What the task asks » Drop the pictures, then extract the listing word for word.
## begin Dataset excerpts
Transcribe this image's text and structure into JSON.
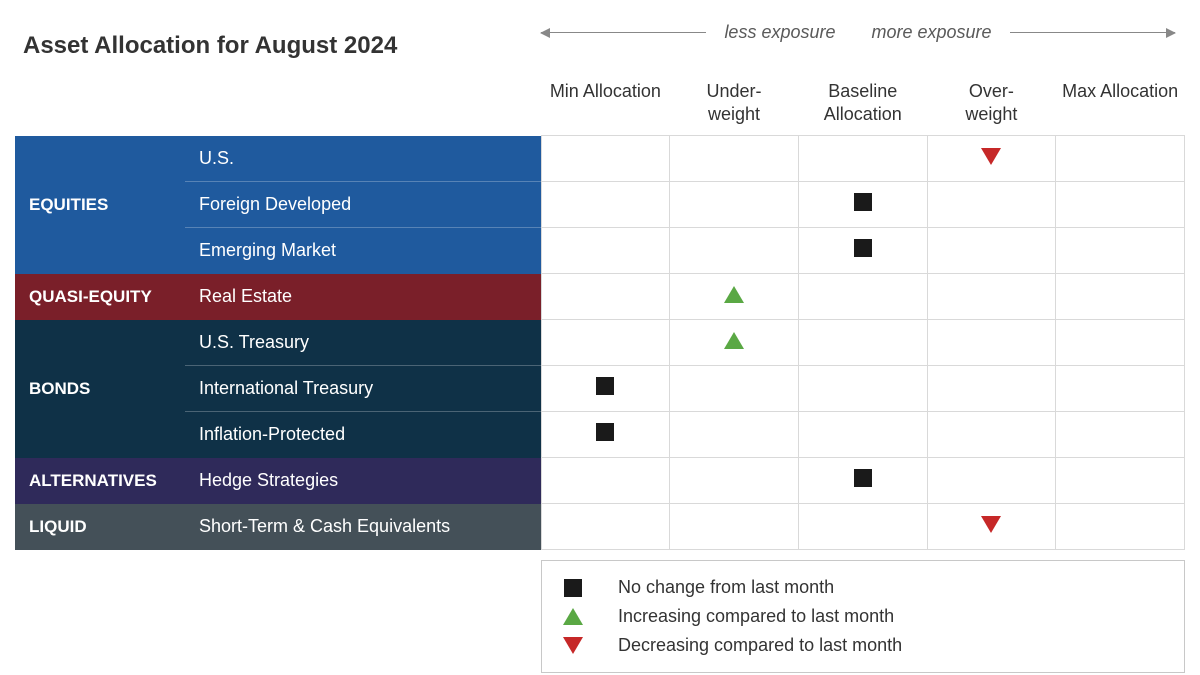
{
  "title": "Asset Allocation for August 2024",
  "exposure": {
    "less": "less exposure",
    "more": "more exposure"
  },
  "levels": [
    "Min Allocation",
    "Under-weight",
    "Baseline Allocation",
    "Over-weight",
    "Max Allocation"
  ],
  "colors": {
    "equities": "#1f5a9e",
    "quasi_equity": "#7a1f29",
    "bonds": "#0f3147",
    "alternatives": "#2f2a5a",
    "liquid": "#445058",
    "square": "#1a1a1a",
    "up": "#5aa844",
    "down": "#c62828",
    "border": "#d9d9d9",
    "text": "#333333"
  },
  "groups": [
    {
      "key": "equities",
      "label": "EQUITIES",
      "color": "#1f5a9e",
      "rows": [
        {
          "label": "U.S.",
          "level": 3,
          "marker": "down"
        },
        {
          "label": "Foreign Developed",
          "level": 2,
          "marker": "square"
        },
        {
          "label": "Emerging Market",
          "level": 2,
          "marker": "square"
        }
      ]
    },
    {
      "key": "quasi",
      "label": "QUASI-EQUITY",
      "color": "#7a1f29",
      "rows": [
        {
          "label": "Real Estate",
          "level": 1,
          "marker": "up"
        }
      ]
    },
    {
      "key": "bonds",
      "label": "BONDS",
      "color": "#0f3147",
      "rows": [
        {
          "label": "U.S. Treasury",
          "level": 1,
          "marker": "up"
        },
        {
          "label": "International Treasury",
          "level": 0,
          "marker": "square"
        },
        {
          "label": "Inflation-Protected",
          "level": 0,
          "marker": "square"
        }
      ]
    },
    {
      "key": "alt",
      "label": "ALTERNATIVES",
      "color": "#2f2a5a",
      "rows": [
        {
          "label": "Hedge Strategies",
          "level": 2,
          "marker": "square"
        }
      ]
    },
    {
      "key": "liquid",
      "label": "LIQUID",
      "color": "#445058",
      "rows": [
        {
          "label": "Short-Term & Cash Equivalents",
          "level": 3,
          "marker": "down"
        }
      ]
    }
  ],
  "legend": {
    "square": "No change from last month",
    "up": "Increasing compared to last month",
    "down": "Decreasing compared to last month"
  }
}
## end Dataset excerpts
Task response »
Transcribe this image's text and structure into JSON.
{
  "title": "Asset Allocation for August 2024",
  "exposure": {
    "less": "less exposure",
    "more": "more exposure"
  },
  "levels": [
    "Min Allocation",
    "Under-weight",
    "Baseline Allocation",
    "Over-weight",
    "Max Allocation"
  ],
  "colors": {
    "equities": "#1f5a9e",
    "quasi_equity": "#7a1f29",
    "bonds": "#0f3147",
    "alternatives": "#2f2a5a",
    "liquid": "#445058",
    "square": "#1a1a1a",
    "up": "#5aa844",
    "down": "#c62828",
    "border": "#d9d9d9",
    "text": "#333333"
  },
  "groups": [
    {
      "key": "equities",
      "label": "EQUITIES",
      "color": "#1f5a9e",
      "rows": [
        {
          "label": "U.S.",
          "level": 3,
          "marker": "down"
        },
        {
          "label": "Foreign Developed",
          "level": 2,
          "marker": "square"
        },
        {
          "label": "Emerging Market",
          "level": 2,
          "marker": "square"
        }
      ]
    },
    {
      "key": "quasi",
      "label": "QUASI-EQUITY",
      "color": "#7a1f29",
      "rows": [
        {
          "label": "Real Estate",
          "level": 1,
          "marker": "up"
        }
      ]
    },
    {
      "key": "bonds",
      "label": "BONDS",
      "color": "#0f3147",
      "rows": [
        {
          "label": "U.S. Treasury",
          "level": 1,
          "marker": "up"
        },
        {
          "label": "International Treasury",
          "level": 0,
          "marker": "square"
        },
        {
          "label": "Inflation-Protected",
          "level": 0,
          "marker": "square"
        }
      ]
    },
    {
      "key": "alt",
      "label": "ALTERNATIVES",
      "color": "#2f2a5a",
      "rows": [
        {
          "label": "Hedge Strategies",
          "level": 2,
          "marker": "square"
        }
      ]
    },
    {
      "key": "liquid",
      "label": "LIQUID",
      "color": "#445058",
      "rows": [
        {
          "label": "Short-Term & Cash Equivalents",
          "level": 3,
          "marker": "down"
        }
      ]
    }
  ],
  "legend": {
    "square": "No change from last month",
    "up": "Increasing compared to last month",
    "down": "Decreasing compared to last month"
  }
}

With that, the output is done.